▶

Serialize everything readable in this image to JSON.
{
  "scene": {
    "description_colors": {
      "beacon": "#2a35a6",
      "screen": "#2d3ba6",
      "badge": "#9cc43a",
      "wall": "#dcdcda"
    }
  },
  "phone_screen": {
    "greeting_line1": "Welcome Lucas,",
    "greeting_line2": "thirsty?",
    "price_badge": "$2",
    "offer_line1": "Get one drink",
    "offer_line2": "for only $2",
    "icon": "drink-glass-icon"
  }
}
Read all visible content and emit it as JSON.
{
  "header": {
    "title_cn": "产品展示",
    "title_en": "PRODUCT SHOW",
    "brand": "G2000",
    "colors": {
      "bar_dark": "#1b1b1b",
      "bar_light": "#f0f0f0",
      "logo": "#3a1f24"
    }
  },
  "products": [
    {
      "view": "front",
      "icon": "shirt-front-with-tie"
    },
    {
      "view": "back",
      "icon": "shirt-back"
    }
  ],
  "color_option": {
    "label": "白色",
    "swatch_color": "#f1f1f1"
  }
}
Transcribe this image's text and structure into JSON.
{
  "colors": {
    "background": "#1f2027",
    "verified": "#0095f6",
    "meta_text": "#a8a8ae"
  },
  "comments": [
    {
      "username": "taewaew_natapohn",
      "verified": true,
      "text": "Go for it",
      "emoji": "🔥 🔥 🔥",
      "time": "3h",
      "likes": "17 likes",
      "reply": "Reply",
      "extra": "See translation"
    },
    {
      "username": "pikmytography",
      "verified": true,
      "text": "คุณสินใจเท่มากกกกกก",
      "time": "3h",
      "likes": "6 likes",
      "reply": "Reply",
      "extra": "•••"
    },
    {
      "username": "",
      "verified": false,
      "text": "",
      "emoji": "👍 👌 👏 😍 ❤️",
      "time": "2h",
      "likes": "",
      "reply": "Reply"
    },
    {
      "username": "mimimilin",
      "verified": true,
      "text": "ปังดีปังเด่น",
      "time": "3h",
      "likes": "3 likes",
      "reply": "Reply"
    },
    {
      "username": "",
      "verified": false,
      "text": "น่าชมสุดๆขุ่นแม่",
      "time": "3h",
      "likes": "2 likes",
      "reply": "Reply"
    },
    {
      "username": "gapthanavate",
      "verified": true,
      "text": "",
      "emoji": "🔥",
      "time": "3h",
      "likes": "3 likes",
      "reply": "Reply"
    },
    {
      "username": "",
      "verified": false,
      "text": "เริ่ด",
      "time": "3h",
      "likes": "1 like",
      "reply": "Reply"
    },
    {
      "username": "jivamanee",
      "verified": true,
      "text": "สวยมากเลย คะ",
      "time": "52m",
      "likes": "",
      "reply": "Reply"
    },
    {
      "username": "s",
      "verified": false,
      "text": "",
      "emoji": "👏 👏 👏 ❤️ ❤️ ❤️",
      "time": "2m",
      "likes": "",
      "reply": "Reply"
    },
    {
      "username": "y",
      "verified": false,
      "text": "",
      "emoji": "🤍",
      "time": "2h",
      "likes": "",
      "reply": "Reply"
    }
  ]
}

◀

WHAT IS NEEDED:
In the records above, find each line with the word "image" and copy it.

ANSWER TO THIS PROBLEM:
Serialize everything readable in this image to JSON.
Transcribe this image's text and structure into JSON.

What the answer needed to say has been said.